About this task: Reproduce all of the entries below exactly, without a single change.

== Entries shown

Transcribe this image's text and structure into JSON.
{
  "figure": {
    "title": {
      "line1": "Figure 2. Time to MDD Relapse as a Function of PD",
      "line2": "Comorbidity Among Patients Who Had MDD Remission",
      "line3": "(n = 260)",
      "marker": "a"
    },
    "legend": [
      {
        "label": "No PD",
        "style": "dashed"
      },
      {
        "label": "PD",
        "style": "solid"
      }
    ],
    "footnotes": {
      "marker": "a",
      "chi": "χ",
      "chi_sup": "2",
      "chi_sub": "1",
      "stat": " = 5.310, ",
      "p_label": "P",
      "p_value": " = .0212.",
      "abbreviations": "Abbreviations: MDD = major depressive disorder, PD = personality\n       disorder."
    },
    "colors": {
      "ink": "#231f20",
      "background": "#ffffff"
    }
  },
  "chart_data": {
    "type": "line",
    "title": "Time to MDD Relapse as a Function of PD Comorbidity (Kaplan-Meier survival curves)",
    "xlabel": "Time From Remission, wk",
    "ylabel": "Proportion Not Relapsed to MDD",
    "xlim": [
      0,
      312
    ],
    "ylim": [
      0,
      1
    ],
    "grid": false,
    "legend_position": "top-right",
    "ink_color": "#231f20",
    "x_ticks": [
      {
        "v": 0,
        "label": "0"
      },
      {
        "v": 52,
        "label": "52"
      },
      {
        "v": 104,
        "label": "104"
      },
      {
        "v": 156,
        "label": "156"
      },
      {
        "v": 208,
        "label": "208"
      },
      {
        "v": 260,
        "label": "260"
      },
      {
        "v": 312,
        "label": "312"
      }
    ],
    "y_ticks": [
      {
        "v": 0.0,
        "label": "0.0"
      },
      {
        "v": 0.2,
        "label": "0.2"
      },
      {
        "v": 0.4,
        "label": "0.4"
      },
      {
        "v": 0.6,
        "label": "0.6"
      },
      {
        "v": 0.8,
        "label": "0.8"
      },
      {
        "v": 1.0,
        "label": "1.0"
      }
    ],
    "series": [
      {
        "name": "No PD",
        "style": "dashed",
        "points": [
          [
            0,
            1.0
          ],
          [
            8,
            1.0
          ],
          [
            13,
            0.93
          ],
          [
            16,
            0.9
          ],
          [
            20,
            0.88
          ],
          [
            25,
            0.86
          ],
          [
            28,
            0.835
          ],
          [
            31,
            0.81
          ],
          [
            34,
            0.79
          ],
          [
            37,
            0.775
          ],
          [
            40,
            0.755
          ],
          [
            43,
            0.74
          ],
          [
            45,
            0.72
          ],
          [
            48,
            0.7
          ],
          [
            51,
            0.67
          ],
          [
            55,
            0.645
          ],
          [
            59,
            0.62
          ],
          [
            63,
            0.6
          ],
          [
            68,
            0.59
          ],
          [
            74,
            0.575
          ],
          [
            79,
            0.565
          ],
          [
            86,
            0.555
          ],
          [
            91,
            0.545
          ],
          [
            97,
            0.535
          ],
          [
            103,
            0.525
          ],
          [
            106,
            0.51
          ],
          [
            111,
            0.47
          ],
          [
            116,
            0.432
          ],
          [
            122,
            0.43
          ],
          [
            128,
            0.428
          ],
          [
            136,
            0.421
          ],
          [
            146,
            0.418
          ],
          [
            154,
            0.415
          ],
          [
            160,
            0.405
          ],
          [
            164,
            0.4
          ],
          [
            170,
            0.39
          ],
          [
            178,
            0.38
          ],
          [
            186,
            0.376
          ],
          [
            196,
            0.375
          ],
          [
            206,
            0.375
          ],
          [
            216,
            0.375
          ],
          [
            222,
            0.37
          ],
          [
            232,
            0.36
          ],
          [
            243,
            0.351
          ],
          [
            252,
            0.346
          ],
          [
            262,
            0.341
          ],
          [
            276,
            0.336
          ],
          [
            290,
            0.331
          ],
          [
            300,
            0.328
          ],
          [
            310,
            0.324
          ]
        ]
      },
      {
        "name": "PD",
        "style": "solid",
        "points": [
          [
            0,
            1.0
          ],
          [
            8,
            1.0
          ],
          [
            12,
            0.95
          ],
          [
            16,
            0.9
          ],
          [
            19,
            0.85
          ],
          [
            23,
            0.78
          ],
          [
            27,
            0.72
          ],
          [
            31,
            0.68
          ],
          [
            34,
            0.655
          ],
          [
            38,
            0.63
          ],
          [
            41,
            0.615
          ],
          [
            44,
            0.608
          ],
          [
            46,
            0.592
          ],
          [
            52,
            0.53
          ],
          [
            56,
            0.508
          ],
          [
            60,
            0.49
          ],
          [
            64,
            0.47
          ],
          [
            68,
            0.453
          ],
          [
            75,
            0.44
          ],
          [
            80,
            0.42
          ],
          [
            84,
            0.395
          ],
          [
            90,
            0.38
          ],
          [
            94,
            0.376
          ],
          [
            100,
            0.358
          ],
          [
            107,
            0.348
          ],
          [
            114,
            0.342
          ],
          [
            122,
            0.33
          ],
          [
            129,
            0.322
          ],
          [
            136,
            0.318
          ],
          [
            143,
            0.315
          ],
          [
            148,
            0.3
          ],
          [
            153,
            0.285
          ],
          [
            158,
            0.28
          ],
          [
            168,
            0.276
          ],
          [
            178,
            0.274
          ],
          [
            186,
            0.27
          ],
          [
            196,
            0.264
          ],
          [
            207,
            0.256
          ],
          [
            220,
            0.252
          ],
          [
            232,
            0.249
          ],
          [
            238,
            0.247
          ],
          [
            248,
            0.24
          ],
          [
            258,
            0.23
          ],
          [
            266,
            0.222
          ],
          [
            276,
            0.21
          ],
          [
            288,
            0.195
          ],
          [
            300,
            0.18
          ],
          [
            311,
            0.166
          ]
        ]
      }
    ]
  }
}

====

Response box:
Transcribe this image's text and structure into JSON.
{
  "figure": {
    "title": {
      "line1": "Figure 2. Time to MDD Relapse as a Function of PD",
      "line2": "Comorbidity Among Patients Who Had MDD Remission",
      "line3": "(n = 260)",
      "marker": "a"
    },
    "legend": [
      {
        "label": "No PD",
        "style": "dashed"
      },
      {
        "label": "PD",
        "style": "solid"
      }
    ],
    "footnotes": {
      "marker": "a",
      "chi": "χ",
      "chi_sup": "2",
      "chi_sub": "1",
      "stat": " = 5.310, ",
      "p_label": "P",
      "p_value": " = .0212.",
      "abbreviations": "Abbreviations: MDD = major depressive disorder, PD = personality\n       disorder."
    },
    "colors": {
      "ink": "#231f20",
      "background": "#ffffff"
    }
  },
  "chart_data": {
    "type": "line",
    "title": "Time to MDD Relapse as a Function of PD Comorbidity (Kaplan-Meier survival curves)",
    "xlabel": "Time From Remission, wk",
    "ylabel": "Proportion Not Relapsed to MDD",
    "xlim": [
      0,
      312
    ],
    "ylim": [
      0,
      1
    ],
    "grid": false,
    "legend_position": "top-right",
    "ink_color": "#231f20",
    "x_ticks": [
      {
        "v": 0,
        "label": "0"
      },
      {
        "v": 52,
        "label": "52"
      },
      {
        "v": 104,
        "label": "104"
      },
      {
        "v": 156,
        "label": "156"
      },
      {
        "v": 208,
        "label": "208"
      },
      {
        "v": 260,
        "label": "260"
      },
      {
        "v": 312,
        "label": "312"
      }
    ],
    "y_ticks": [
      {
        "v": 0.0,
        "label": "0.0"
      },
      {
        "v": 0.2,
        "label": "0.2"
      },
      {
        "v": 0.4,
        "label": "0.4"
      },
      {
        "v": 0.6,
        "label": "0.6"
      },
      {
        "v": 0.8,
        "label": "0.8"
      },
      {
        "v": 1.0,
        "label": "1.0"
      }
    ],
    "series": [
      {
        "name": "No PD",
        "style": "dashed",
        "points": [
          [
            0,
            1.0
          ],
          [
            8,
            1.0
          ],
          [
            13,
            0.93
          ],
          [
            16,
            0.9
          ],
          [
            20,
            0.88
          ],
          [
            25,
            0.86
          ],
          [
            28,
            0.835
          ],
          [
            31,
            0.81
          ],
          [
            34,
            0.79
          ],
          [
            37,
            0.775
          ],
          [
            40,
            0.755
          ],
          [
            43,
            0.74
          ],
          [
            45,
            0.72
          ],
          [
            48,
            0.7
          ],
          [
            51,
            0.67
          ],
          [
            55,
            0.645
          ],
          [
            59,
            0.62
          ],
          [
            63,
            0.6
          ],
          [
            68,
            0.59
          ],
          [
            74,
            0.575
          ],
          [
            79,
            0.565
          ],
          [
            86,
            0.555
          ],
          [
            91,
            0.545
          ],
          [
            97,
            0.535
          ],
          [
            103,
            0.525
          ],
          [
            106,
            0.51
          ],
          [
            111,
            0.47
          ],
          [
            116,
            0.432
          ],
          [
            122,
            0.43
          ],
          [
            128,
            0.428
          ],
          [
            136,
            0.421
          ],
          [
            146,
            0.418
          ],
          [
            154,
            0.415
          ],
          [
            160,
            0.405
          ],
          [
            164,
            0.4
          ],
          [
            170,
            0.39
          ],
          [
            178,
            0.38
          ],
          [
            186,
            0.376
          ],
          [
            196,
            0.375
          ],
          [
            206,
            0.375
          ],
          [
            216,
            0.375
          ],
          [
            222,
            0.37
          ],
          [
            232,
            0.36
          ],
          [
            243,
            0.351
          ],
          [
            252,
            0.346
          ],
          [
            262,
            0.341
          ],
          [
            276,
            0.336
          ],
          [
            290,
            0.331
          ],
          [
            300,
            0.328
          ],
          [
            310,
            0.324
          ]
        ]
      },
      {
        "name": "PD",
        "style": "solid",
        "points": [
          [
            0,
            1.0
          ],
          [
            8,
            1.0
          ],
          [
            12,
            0.95
          ],
          [
            16,
            0.9
          ],
          [
            19,
            0.85
          ],
          [
            23,
            0.78
          ],
          [
            27,
            0.72
          ],
          [
            31,
            0.68
          ],
          [
            34,
            0.655
          ],
          [
            38,
            0.63
          ],
          [
            41,
            0.615
          ],
          [
            44,
            0.608
          ],
          [
            46,
            0.592
          ],
          [
            52,
            0.53
          ],
          [
            56,
            0.508
          ],
          [
            60,
            0.49
          ],
          [
            64,
            0.47
          ],
          [
            68,
            0.453
          ],
          [
            75,
            0.44
          ],
          [
            80,
            0.42
          ],
          [
            84,
            0.395
          ],
          [
            90,
            0.38
          ],
          [
            94,
            0.376
          ],
          [
            100,
            0.358
          ],
          [
            107,
            0.348
          ],
          [
            114,
            0.342
          ],
          [
            122,
            0.33
          ],
          [
            129,
            0.322
          ],
          [
            136,
            0.318
          ],
          [
            143,
            0.315
          ],
          [
            148,
            0.3
          ],
          [
            153,
            0.285
          ],
          [
            158,
            0.28
          ],
          [
            168,
            0.276
          ],
          [
            178,
            0.274
          ],
          [
            186,
            0.27
          ],
          [
            196,
            0.264
          ],
          [
            207,
            0.256
          ],
          [
            220,
            0.252
          ],
          [
            232,
            0.249
          ],
          [
            238,
            0.247
          ],
          [
            248,
            0.24
          ],
          [
            258,
            0.23
          ],
          [
            266,
            0.222
          ],
          [
            276,
            0.21
          ],
          [
            288,
            0.195
          ],
          [
            300,
            0.18
          ],
          [
            311,
            0.166
          ]
        ]
      }
    ]
  }
}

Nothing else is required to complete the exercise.